_Excerpted data:_
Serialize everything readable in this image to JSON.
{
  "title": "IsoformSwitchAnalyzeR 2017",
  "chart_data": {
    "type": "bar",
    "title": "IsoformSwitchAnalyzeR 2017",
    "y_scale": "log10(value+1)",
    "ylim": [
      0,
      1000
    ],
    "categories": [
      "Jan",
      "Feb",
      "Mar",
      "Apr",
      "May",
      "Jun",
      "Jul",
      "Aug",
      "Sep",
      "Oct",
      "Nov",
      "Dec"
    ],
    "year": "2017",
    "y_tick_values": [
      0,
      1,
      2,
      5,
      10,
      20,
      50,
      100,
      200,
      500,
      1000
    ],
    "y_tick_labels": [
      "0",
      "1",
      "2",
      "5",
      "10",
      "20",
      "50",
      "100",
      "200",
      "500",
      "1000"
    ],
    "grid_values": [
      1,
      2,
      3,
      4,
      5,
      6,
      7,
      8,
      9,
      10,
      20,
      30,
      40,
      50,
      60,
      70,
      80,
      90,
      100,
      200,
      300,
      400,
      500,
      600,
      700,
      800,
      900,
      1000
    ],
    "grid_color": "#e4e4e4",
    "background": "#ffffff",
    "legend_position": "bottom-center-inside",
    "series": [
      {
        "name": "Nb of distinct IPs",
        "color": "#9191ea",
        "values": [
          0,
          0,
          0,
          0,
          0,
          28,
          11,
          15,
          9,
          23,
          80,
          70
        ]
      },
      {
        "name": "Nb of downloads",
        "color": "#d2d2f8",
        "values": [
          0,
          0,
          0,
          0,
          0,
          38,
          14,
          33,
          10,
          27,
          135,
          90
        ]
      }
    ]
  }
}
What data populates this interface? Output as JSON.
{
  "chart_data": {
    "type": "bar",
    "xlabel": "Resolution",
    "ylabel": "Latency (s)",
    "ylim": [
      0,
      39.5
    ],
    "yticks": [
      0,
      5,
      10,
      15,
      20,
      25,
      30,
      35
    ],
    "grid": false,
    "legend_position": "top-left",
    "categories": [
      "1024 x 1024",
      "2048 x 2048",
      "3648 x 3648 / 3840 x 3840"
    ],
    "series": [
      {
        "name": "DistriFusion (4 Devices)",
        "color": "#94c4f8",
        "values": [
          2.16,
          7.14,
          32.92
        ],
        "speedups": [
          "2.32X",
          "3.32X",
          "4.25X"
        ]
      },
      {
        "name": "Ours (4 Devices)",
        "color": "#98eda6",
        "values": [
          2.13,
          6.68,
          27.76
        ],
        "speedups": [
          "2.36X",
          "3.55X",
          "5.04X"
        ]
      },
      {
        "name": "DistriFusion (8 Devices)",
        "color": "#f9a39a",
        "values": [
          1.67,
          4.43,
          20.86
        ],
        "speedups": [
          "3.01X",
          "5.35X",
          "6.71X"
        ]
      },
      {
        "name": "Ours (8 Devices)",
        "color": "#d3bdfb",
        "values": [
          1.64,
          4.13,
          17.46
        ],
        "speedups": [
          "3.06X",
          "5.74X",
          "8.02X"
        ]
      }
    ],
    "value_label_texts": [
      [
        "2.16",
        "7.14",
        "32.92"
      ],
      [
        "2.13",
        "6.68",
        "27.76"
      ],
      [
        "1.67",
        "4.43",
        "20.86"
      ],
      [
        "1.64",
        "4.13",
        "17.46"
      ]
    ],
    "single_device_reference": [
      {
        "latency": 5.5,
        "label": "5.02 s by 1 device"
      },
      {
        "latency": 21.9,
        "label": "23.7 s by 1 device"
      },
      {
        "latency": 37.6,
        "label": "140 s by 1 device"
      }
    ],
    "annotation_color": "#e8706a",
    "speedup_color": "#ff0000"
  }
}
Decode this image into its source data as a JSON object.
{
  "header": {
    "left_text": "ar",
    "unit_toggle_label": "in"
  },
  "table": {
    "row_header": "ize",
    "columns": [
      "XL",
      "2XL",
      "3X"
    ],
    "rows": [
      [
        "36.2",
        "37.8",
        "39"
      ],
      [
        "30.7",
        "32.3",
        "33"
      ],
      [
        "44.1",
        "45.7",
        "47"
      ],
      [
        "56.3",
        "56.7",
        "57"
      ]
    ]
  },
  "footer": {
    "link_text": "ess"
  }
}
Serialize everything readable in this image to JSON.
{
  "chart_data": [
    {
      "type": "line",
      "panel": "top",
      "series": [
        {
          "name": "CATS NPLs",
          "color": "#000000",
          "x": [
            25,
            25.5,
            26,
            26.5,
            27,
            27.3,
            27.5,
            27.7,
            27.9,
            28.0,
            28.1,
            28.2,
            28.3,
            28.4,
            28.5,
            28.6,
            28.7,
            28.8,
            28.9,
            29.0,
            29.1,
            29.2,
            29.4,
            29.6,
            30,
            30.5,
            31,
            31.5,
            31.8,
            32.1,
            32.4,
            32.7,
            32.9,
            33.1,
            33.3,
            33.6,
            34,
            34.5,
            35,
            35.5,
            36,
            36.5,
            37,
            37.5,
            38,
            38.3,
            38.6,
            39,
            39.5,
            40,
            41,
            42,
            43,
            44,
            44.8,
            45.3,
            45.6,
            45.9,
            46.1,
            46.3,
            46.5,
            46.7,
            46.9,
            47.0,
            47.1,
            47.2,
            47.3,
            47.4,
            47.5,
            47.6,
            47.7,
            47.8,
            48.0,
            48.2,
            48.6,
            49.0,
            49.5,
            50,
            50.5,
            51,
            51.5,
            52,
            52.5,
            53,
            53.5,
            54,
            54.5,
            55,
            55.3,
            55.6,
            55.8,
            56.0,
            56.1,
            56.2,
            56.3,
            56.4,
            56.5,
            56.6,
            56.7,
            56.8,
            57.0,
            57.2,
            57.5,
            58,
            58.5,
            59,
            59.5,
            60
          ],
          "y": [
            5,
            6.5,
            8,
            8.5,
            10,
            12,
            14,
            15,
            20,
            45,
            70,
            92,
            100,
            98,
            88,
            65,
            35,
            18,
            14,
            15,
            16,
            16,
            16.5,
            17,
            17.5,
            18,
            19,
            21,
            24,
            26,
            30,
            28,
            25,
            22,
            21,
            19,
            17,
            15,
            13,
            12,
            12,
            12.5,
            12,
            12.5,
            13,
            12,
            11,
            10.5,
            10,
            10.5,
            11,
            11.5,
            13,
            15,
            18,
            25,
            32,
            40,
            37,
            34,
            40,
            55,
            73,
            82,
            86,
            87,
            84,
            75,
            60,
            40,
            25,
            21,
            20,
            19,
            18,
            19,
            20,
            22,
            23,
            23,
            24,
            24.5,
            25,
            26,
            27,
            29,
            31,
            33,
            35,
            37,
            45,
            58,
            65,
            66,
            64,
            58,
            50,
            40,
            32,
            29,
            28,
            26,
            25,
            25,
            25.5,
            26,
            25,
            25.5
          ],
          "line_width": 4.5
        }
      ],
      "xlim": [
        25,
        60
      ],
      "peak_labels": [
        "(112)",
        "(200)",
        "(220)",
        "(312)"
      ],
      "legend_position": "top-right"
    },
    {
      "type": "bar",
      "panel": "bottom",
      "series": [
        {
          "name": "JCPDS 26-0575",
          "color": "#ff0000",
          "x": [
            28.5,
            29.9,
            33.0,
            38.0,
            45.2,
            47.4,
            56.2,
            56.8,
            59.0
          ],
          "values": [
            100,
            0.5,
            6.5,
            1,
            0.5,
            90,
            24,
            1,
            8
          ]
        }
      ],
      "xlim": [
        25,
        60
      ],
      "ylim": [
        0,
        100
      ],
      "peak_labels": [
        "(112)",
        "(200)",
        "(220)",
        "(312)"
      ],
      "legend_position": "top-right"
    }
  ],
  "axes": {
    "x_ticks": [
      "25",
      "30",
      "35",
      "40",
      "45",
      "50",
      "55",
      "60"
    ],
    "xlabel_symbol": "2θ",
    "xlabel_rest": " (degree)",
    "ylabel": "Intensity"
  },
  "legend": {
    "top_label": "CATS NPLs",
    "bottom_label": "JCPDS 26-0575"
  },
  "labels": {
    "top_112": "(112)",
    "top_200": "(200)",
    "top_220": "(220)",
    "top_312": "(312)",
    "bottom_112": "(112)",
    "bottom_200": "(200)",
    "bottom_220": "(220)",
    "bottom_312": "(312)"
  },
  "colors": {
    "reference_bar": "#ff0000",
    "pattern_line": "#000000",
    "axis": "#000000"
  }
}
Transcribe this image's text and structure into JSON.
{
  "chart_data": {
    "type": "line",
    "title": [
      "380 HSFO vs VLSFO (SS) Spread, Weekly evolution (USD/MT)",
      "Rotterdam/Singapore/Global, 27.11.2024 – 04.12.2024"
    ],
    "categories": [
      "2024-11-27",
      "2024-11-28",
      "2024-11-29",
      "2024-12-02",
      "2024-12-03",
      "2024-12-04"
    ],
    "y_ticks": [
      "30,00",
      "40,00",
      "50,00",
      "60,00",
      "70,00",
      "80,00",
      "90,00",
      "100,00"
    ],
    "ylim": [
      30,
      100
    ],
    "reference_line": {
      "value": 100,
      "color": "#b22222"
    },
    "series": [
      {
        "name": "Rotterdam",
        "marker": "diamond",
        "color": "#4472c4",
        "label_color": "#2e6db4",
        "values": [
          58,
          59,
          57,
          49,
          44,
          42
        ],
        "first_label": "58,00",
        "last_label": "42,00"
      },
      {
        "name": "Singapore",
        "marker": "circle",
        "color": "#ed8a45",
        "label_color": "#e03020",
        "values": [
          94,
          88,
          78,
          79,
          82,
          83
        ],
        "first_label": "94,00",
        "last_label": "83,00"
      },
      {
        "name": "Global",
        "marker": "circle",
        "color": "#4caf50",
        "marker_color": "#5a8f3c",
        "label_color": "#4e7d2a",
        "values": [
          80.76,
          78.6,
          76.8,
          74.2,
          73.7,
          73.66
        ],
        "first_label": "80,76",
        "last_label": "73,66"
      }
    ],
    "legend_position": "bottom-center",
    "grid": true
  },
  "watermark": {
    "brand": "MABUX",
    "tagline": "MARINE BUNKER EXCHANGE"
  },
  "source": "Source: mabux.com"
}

_Objective:_
Only lines holding the string "image" are wanted; gather each one from the entries above.

_Task result:_
Serialize everything readable in this image to JSON.
Decode this image into its source data as a JSON object.
Serialize everything readable in this image to JSON.
Transcribe this image's text and structure into JSON.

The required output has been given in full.